What the task asks:
Check each line of the material below, and copy it if it holds the string "ПРОДЖЕКТС".
━━━ Recorded information ━━━
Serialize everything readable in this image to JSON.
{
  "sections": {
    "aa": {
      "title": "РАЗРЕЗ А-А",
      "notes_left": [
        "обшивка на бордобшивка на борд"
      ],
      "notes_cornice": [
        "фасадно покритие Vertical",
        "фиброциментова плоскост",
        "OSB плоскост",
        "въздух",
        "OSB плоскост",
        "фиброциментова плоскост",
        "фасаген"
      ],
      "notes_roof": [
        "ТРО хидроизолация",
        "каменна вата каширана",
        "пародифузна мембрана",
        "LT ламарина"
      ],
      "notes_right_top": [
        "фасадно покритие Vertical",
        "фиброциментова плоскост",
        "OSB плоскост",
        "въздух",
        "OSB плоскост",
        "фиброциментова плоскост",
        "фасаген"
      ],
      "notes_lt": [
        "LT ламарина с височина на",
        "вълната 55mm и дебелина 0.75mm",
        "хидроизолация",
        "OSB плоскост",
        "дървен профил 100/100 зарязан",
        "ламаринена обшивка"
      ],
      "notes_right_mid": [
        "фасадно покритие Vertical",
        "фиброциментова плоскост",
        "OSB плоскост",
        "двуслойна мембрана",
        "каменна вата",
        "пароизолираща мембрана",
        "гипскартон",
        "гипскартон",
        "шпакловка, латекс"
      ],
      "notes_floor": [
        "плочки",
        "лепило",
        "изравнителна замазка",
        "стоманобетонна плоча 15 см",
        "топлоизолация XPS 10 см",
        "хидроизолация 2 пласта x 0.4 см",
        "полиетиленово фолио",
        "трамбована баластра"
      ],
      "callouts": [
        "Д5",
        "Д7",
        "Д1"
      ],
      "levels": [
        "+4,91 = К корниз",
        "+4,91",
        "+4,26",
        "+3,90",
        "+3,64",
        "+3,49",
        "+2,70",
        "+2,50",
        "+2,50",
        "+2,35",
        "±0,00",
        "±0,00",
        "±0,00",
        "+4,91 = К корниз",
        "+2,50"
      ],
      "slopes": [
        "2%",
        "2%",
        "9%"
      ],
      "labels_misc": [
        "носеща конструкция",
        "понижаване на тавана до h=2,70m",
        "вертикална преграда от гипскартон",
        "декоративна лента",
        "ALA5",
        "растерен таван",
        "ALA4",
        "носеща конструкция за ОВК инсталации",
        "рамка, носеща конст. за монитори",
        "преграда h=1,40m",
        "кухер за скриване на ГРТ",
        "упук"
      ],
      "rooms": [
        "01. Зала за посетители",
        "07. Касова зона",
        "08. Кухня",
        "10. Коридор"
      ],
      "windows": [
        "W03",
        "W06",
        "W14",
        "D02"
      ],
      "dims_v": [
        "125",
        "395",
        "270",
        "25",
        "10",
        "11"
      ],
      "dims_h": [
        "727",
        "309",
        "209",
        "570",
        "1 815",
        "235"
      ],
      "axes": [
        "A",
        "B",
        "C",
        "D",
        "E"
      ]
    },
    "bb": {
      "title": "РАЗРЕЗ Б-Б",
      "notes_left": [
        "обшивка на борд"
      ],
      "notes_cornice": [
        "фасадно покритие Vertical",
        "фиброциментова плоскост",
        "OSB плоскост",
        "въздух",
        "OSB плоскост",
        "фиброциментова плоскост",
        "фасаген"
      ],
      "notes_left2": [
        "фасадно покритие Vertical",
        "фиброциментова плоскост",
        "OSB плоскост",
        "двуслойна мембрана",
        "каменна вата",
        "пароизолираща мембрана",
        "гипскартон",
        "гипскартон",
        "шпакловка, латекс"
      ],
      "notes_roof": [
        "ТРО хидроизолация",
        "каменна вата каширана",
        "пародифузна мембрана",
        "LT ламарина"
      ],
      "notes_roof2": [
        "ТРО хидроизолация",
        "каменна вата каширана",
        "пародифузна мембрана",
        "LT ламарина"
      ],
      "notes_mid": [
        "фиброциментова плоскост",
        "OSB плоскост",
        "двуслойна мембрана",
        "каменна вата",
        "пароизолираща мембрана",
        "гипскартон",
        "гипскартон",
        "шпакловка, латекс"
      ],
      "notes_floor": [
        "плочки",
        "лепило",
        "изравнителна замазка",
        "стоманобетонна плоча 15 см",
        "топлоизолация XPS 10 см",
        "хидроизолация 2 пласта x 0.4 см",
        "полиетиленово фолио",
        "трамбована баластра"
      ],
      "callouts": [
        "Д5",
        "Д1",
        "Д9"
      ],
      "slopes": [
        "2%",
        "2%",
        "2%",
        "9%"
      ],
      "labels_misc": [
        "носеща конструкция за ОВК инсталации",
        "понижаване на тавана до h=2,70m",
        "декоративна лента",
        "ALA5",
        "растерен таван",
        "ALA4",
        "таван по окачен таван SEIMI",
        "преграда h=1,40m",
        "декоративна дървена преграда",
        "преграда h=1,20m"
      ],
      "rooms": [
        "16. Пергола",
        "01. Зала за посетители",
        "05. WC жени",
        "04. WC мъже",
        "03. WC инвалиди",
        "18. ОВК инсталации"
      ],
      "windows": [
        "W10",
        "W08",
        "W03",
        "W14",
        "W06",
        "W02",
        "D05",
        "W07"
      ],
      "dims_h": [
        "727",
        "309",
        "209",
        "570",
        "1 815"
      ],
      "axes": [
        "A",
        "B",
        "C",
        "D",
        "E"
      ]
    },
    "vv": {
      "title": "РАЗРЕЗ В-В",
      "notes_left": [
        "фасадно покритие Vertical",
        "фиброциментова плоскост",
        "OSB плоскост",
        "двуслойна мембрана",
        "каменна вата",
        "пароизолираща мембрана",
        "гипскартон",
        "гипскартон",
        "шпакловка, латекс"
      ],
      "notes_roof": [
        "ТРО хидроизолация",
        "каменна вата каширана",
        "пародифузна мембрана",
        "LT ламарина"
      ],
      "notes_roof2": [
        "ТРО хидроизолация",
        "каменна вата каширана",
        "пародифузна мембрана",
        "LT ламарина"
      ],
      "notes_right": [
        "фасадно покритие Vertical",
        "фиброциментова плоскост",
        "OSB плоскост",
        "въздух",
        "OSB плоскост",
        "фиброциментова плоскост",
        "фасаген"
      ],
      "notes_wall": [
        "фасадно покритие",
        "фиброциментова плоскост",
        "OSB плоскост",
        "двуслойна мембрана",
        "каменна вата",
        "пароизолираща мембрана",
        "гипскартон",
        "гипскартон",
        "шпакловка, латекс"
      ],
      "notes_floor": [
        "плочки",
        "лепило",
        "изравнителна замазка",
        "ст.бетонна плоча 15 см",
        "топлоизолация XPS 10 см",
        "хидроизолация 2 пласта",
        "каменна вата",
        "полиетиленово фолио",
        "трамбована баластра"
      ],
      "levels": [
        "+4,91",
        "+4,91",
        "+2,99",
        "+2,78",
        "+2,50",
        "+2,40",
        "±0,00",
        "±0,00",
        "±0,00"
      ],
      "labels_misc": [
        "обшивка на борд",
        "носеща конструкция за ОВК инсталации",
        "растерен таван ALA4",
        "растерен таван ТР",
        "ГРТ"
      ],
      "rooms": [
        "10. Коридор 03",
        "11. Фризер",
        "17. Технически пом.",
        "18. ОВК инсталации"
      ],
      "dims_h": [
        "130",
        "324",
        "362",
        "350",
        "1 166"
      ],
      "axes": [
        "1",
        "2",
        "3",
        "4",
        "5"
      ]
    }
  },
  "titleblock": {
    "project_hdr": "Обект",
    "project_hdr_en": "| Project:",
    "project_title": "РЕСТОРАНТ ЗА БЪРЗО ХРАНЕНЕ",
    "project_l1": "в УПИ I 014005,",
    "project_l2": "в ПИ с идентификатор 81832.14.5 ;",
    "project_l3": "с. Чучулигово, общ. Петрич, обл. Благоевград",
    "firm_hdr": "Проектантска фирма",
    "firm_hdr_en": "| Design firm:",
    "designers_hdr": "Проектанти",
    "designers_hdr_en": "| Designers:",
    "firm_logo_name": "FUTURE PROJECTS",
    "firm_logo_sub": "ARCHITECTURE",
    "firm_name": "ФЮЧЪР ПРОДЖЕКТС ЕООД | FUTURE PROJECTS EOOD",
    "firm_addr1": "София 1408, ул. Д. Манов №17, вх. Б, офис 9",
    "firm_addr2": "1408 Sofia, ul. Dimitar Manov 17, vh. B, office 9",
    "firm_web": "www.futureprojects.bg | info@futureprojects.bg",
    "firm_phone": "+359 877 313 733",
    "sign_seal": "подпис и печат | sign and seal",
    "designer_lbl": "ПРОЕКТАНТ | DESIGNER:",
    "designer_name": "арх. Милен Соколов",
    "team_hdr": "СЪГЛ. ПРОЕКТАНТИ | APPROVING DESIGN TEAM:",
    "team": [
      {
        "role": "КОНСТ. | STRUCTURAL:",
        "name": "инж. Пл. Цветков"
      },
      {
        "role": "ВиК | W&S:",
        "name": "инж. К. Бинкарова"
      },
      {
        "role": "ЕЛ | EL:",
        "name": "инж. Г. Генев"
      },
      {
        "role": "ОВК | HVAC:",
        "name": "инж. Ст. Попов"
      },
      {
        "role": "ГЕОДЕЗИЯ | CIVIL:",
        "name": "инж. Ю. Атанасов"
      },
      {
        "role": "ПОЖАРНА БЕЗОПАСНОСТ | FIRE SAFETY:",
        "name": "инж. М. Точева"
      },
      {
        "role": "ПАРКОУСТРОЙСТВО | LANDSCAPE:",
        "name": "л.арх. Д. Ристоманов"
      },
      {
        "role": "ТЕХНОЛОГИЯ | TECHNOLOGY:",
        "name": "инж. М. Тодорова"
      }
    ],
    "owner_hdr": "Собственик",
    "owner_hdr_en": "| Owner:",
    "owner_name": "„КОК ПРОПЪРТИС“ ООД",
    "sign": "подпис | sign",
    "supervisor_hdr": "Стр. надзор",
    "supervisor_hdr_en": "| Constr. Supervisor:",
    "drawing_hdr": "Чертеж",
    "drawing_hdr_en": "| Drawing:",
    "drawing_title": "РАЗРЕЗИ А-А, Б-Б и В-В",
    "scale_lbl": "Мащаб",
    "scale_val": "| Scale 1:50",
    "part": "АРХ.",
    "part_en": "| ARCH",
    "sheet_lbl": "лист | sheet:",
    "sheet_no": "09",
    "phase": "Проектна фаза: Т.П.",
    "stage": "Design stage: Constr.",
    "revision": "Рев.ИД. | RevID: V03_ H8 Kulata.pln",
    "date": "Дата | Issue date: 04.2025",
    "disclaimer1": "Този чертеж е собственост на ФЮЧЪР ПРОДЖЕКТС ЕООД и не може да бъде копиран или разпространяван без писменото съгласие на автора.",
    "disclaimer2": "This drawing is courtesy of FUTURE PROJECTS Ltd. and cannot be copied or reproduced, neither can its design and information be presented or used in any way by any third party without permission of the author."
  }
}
━━━
Worked answer:
    "firm_name": "ФЮЧЪР ПРОДЖЕКТС ЕООД | FUTURE PROJECTS EOOD",
    "disclaimer1": "Този чертеж е собственост на ФЮЧЪР ПРОДЖЕКТС ЕООД и не може да бъде копиран или разпространяван без писменото съгласие на автора.",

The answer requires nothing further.